▸ Written request: Print all the data, keeping every line exactly as it is.

▸ Source records:
□ □ □ □ □ □ □

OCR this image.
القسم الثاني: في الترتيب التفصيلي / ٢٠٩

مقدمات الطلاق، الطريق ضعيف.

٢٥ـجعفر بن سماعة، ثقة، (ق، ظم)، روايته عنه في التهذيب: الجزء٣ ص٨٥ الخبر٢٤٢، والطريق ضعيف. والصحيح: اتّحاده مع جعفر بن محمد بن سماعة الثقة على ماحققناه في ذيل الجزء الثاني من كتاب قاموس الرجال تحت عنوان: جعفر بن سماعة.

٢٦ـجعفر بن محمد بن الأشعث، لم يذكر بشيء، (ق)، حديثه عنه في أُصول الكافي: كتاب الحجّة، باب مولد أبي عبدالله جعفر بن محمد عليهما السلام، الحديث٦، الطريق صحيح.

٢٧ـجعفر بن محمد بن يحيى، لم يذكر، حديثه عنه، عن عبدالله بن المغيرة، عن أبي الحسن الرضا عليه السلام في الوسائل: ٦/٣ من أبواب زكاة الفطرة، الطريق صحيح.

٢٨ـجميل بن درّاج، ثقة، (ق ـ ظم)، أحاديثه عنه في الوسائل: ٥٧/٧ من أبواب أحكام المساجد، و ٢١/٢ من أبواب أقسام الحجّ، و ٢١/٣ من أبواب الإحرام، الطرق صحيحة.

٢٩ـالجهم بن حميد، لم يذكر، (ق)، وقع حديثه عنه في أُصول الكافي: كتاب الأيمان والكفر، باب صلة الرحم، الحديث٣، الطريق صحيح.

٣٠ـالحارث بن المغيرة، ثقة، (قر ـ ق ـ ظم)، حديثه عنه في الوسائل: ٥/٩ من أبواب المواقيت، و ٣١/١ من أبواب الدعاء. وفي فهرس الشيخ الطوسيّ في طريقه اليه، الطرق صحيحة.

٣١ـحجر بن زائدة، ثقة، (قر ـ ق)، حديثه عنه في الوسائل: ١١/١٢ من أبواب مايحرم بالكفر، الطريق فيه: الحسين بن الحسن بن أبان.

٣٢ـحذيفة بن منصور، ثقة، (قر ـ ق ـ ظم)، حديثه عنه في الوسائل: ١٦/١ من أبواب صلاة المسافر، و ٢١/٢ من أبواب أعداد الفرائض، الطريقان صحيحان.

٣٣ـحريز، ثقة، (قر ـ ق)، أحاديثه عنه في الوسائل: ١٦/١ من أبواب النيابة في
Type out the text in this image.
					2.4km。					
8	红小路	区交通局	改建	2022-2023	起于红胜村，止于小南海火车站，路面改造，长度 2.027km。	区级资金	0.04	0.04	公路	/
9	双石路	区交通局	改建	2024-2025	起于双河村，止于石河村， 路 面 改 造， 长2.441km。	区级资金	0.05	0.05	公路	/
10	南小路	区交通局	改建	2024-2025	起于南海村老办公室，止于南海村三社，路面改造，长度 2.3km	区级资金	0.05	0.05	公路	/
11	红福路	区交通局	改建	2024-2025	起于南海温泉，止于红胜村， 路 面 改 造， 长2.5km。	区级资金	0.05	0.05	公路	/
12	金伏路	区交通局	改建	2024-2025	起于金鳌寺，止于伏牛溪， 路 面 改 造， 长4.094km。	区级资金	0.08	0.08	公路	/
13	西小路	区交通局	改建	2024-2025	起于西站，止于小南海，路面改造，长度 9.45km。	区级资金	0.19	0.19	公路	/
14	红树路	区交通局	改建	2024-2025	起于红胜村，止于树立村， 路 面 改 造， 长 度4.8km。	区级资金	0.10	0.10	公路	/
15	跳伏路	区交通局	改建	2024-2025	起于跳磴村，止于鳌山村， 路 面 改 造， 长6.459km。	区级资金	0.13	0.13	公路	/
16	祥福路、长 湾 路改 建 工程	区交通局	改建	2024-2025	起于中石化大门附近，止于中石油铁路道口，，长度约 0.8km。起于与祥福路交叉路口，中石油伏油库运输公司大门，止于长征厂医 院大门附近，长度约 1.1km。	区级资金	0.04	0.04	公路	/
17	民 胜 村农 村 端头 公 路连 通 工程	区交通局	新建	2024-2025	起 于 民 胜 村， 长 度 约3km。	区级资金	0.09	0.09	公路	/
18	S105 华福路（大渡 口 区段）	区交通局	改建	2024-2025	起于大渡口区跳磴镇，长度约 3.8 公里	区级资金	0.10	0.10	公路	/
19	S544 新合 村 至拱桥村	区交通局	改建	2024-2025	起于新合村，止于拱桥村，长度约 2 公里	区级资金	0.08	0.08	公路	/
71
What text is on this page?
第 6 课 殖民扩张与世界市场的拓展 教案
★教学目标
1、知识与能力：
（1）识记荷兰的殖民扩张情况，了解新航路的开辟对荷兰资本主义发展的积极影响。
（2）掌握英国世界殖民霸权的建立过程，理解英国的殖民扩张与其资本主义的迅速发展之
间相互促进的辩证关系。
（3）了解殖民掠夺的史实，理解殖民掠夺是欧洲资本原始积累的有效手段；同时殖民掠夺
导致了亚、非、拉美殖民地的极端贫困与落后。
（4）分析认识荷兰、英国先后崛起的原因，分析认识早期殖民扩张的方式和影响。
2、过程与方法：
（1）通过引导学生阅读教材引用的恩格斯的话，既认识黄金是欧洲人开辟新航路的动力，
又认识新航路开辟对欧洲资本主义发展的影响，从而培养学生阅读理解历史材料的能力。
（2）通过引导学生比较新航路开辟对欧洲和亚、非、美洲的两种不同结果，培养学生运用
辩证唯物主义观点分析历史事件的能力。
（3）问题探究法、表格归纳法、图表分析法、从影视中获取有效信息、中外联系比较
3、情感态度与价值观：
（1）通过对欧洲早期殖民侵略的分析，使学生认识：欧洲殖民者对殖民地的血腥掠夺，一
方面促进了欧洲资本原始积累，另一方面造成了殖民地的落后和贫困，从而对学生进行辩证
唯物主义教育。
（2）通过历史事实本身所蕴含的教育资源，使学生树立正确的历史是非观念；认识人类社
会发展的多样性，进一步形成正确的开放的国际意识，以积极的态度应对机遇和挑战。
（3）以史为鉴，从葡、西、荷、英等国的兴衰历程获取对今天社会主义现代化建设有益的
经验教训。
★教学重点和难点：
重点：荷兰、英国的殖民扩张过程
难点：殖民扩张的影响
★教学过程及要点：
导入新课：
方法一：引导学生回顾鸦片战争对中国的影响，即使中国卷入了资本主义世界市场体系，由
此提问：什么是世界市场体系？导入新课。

□ □ □ □ □ □ □

▸ Response:
OCR this image.
القسم الثاني: في الترتيب التفصيلي / ٢٠٩

مقدمات الطلاق، الطريق ضعيف.

٢٥ـجعفر بن سماعة، ثقة، (ق، ظم)، روايته عنه في التهذيب: الجزء٣ ص٨٥ الخبر٢٤٢، والطريق ضعيف. والصحيح: اتّحاده مع جعفر بن محمد بن سماعة الثقة على ماحققناه في ذيل الجزء الثاني من كتاب قاموس الرجال تحت عنوان: جعفر بن سماعة.

٢٦ـجعفر بن محمد بن الأشعث، لم يذكر بشيء، (ق)، حديثه عنه في أُصول الكافي: كتاب الحجّة، باب مولد أبي عبدالله جعفر بن محمد عليهما السلام، الحديث٦، الطريق صحيح.

٢٧ـجعفر بن محمد بن يحيى، لم يذكر، حديثه عنه، عن عبدالله بن المغيرة، عن أبي الحسن الرضا عليه السلام في الوسائل: ٦/٣ من أبواب زكاة الفطرة، الطريق صحيح.

٢٨ـجميل بن درّاج، ثقة، (ق ـ ظم)، أحاديثه عنه في الوسائل: ٥٧/٧ من أبواب أحكام المساجد، و ٢١/٢ من أبواب أقسام الحجّ، و ٢١/٣ من أبواب الإحرام، الطرق صحيحة.

٢٩ـالجهم بن حميد، لم يذكر، (ق)، وقع حديثه عنه في أُصول الكافي: كتاب الأيمان والكفر، باب صلة الرحم، الحديث٣، الطريق صحيح.

٣٠ـالحارث بن المغيرة، ثقة، (قر ـ ق ـ ظم)، حديثه عنه في الوسائل: ٥/٩ من أبواب المواقيت، و ٣١/١ من أبواب الدعاء. وفي فهرس الشيخ الطوسيّ في طريقه اليه، الطرق صحيحة.

٣١ـحجر بن زائدة، ثقة، (قر ـ ق)، حديثه عنه في الوسائل: ١١/١٢ من أبواب مايحرم بالكفر، الطريق فيه: الحسين بن الحسن بن أبان.

٣٢ـحذيفة بن منصور، ثقة، (قر ـ ق ـ ظم)، حديثه عنه في الوسائل: ١٦/١ من أبواب صلاة المسافر، و ٢١/٢ من أبواب أعداد الفرائض، الطريقان صحيحان.

٣٣ـحريز، ثقة، (قر ـ ق)، أحاديثه عنه في الوسائل: ١٦/١ من أبواب النيابة في
Type out the text in this image.
					2.4km。					
8	红小路	区交通局	改建	2022-2023	起于红胜村，止于小南海火车站，路面改造，长度 2.027km。	区级资金	0.04	0.04	公路	/
9	双石路	区交通局	改建	2024-2025	起于双河村，止于石河村， 路 面 改 造， 长2.441km。	区级资金	0.05	0.05	公路	/
10	南小路	区交通局	改建	2024-2025	起于南海村老办公室，止于南海村三社，路面改造，长度 2.3km	区级资金	0.05	0.05	公路	/
11	红福路	区交通局	改建	2024-2025	起于南海温泉，止于红胜村， 路 面 改 造， 长2.5km。	区级资金	0.05	0.05	公路	/
12	金伏路	区交通局	改建	2024-2025	起于金鳌寺，止于伏牛溪， 路 面 改 造， 长4.094km。	区级资金	0.08	0.08	公路	/
13	西小路	区交通局	改建	2024-2025	起于西站，止于小南海，路面改造，长度 9.45km。	区级资金	0.19	0.19	公路	/
14	红树路	区交通局	改建	2024-2025	起于红胜村，止于树立村， 路 面 改 造， 长 度4.8km。	区级资金	0.10	0.10	公路	/
15	跳伏路	区交通局	改建	2024-2025	起于跳磴村，止于鳌山村， 路 面 改 造， 长6.459km。	区级资金	0.13	0.13	公路	/
16	祥福路、长 湾 路改 建 工程	区交通局	改建	2024-2025	起于中石化大门附近，止于中石油铁路道口，，长度约 0.8km。起于与祥福路交叉路口，中石油伏油库运输公司大门，止于长征厂医 院大门附近，长度约 1.1km。	区级资金	0.04	0.04	公路	/
17	民 胜 村农 村 端头 公 路连 通 工程	区交通局	新建	2024-2025	起 于 民 胜 村， 长 度 约3km。	区级资金	0.09	0.09	公路	/
18	S105 华福路（大渡 口 区段）	区交通局	改建	2024-2025	起于大渡口区跳磴镇，长度约 3.8 公里	区级资金	0.10	0.10	公路	/
19	S544 新合 村 至拱桥村	区交通局	改建	2024-2025	起于新合村，止于拱桥村，长度约 2 公里	区级资金	0.08	0.08	公路	/
71
What text is on this page?
第 6 课 殖民扩张与世界市场的拓展 教案
★教学目标
1、知识与能力：
（1）识记荷兰的殖民扩张情况，了解新航路的开辟对荷兰资本主义发展的积极影响。
（2）掌握英国世界殖民霸权的建立过程，理解英国的殖民扩张与其资本主义的迅速发展之
间相互促进的辩证关系。
（3）了解殖民掠夺的史实，理解殖民掠夺是欧洲资本原始积累的有效手段；同时殖民掠夺
导致了亚、非、拉美殖民地的极端贫困与落后。
（4）分析认识荷兰、英国先后崛起的原因，分析认识早期殖民扩张的方式和影响。
2、过程与方法：
（1）通过引导学生阅读教材引用的恩格斯的话，既认识黄金是欧洲人开辟新航路的动力，
又认识新航路开辟对欧洲资本主义发展的影响，从而培养学生阅读理解历史材料的能力。
（2）通过引导学生比较新航路开辟对欧洲和亚、非、美洲的两种不同结果，培养学生运用
辩证唯物主义观点分析历史事件的能力。
（3）问题探究法、表格归纳法、图表分析法、从影视中获取有效信息、中外联系比较
3、情感态度与价值观：
（1）通过对欧洲早期殖民侵略的分析，使学生认识：欧洲殖民者对殖民地的血腥掠夺，一
方面促进了欧洲资本原始积累，另一方面造成了殖民地的落后和贫困，从而对学生进行辩证
唯物主义教育。
（2）通过历史事实本身所蕴含的教育资源，使学生树立正确的历史是非观念；认识人类社
会发展的多样性，进一步形成正确的开放的国际意识，以积极的态度应对机遇和挑战。
（3）以史为鉴，从葡、西、荷、英等国的兴衰历程获取对今天社会主义现代化建设有益的
经验教训。
★教学重点和难点：
重点：荷兰、英国的殖民扩张过程
难点：殖民扩张的影响
★教学过程及要点：
导入新课：
方法一：引导学生回顾鸦片战争对中国的影响，即使中国卷入了资本主义世界市场体系，由
此提问：什么是世界市场体系？导入新课。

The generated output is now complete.